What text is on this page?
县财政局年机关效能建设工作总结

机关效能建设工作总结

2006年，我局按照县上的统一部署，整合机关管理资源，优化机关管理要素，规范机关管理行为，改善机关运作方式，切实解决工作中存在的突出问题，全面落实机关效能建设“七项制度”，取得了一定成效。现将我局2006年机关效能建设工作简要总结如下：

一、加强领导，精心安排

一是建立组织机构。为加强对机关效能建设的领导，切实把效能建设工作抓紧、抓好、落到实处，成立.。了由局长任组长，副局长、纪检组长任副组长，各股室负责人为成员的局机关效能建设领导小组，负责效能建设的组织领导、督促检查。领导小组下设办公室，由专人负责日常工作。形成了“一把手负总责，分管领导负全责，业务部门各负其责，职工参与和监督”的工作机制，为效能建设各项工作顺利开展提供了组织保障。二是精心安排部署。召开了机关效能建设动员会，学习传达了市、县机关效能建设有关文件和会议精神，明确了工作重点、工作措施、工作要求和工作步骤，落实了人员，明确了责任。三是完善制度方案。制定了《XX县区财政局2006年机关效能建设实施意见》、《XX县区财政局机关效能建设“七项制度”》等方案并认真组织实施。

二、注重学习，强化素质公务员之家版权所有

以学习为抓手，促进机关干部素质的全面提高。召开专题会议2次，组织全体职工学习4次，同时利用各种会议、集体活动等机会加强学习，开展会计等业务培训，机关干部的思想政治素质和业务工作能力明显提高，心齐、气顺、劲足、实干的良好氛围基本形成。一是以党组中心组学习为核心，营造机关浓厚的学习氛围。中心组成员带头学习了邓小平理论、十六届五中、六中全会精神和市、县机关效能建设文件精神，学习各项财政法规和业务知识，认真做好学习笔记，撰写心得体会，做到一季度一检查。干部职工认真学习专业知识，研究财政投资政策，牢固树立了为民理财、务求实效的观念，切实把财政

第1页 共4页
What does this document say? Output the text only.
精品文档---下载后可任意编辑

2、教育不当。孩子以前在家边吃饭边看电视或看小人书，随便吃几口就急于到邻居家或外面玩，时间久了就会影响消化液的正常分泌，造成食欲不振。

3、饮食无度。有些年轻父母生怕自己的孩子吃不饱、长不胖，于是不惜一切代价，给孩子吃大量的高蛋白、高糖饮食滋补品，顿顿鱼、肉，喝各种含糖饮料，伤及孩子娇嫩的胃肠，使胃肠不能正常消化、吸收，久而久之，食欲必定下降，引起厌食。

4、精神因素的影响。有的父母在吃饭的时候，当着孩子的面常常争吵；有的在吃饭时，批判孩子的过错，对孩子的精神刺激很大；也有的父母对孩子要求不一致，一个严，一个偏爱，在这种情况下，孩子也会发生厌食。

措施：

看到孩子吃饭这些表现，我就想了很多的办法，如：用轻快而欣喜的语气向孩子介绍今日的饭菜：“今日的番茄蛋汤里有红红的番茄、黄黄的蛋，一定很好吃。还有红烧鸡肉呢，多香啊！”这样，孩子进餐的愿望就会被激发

Stated task: Return the full listing, character for character.

Output for this task:
What text is on this page?
县财政局年机关效能建设工作总结

机关效能建设工作总结

2006年，我局按照县上的统一部署，整合机关管理资源，优化机关管理要素，规范机关管理行为，改善机关运作方式，切实解决工作中存在的突出问题，全面落实机关效能建设“七项制度”，取得了一定成效。现将我局2006年机关效能建设工作简要总结如下：

一、加强领导，精心安排

一是建立组织机构。为加强对机关效能建设的领导，切实把效能建设工作抓紧、抓好、落到实处，成立.。了由局长任组长，副局长、纪检组长任副组长，各股室负责人为成员的局机关效能建设领导小组，负责效能建设的组织领导、督促检查。领导小组下设办公室，由专人负责日常工作。形成了“一把手负总责，分管领导负全责，业务部门各负其责，职工参与和监督”的工作机制，为效能建设各项工作顺利开展提供了组织保障。二是精心安排部署。召开了机关效能建设动员会，学习传达了市、县机关效能建设有关文件和会议精神，明确了工作重点、工作措施、工作要求和工作步骤，落实了人员，明确了责任。三是完善制度方案。制定了《XX县区财政局2006年机关效能建设实施意见》、《XX县区财政局机关效能建设“七项制度”》等方案并认真组织实施。

二、注重学习，强化素质公务员之家版权所有

以学习为抓手，促进机关干部素质的全面提高。召开专题会议2次，组织全体职工学习4次，同时利用各种会议、集体活动等机会加强学习，开展会计等业务培训，机关干部的思想政治素质和业务工作能力明显提高，心齐、气顺、劲足、实干的良好氛围基本形成。一是以党组中心组学习为核心，营造机关浓厚的学习氛围。中心组成员带头学习了邓小平理论、十六届五中、六中全会精神和市、县机关效能建设文件精神，学习各项财政法规和业务知识，认真做好学习笔记，撰写心得体会，做到一季度一检查。干部职工认真学习专业知识，研究财政投资政策，牢固树立了为民理财、务求实效的观念，切实把财政

第1页 共4页
What does this document say? Output the text only.
精品文档---下载后可任意编辑

2、教育不当。孩子以前在家边吃饭边看电视或看小人书，随便吃几口就急于到邻居家或外面玩，时间久了就会影响消化液的正常分泌，造成食欲不振。

3、饮食无度。有些年轻父母生怕自己的孩子吃不饱、长不胖，于是不惜一切代价，给孩子吃大量的高蛋白、高糖饮食滋补品，顿顿鱼、肉，喝各种含糖饮料，伤及孩子娇嫩的胃肠，使胃肠不能正常消化、吸收，久而久之，食欲必定下降，引起厌食。

4、精神因素的影响。有的父母在吃饭的时候，当着孩子的面常常争吵；有的在吃饭时，批判孩子的过错，对孩子的精神刺激很大；也有的父母对孩子要求不一致，一个严，一个偏爱，在这种情况下，孩子也会发生厌食。

措施：

看到孩子吃饭这些表现，我就想了很多的办法，如：用轻快而欣喜的语气向孩子介绍今日的饭菜：“今日的番茄蛋汤里有红红的番茄、黄黄的蛋，一定很好吃。还有红烧鸡肉呢，多香啊！”这样，孩子进餐的愿望就会被激发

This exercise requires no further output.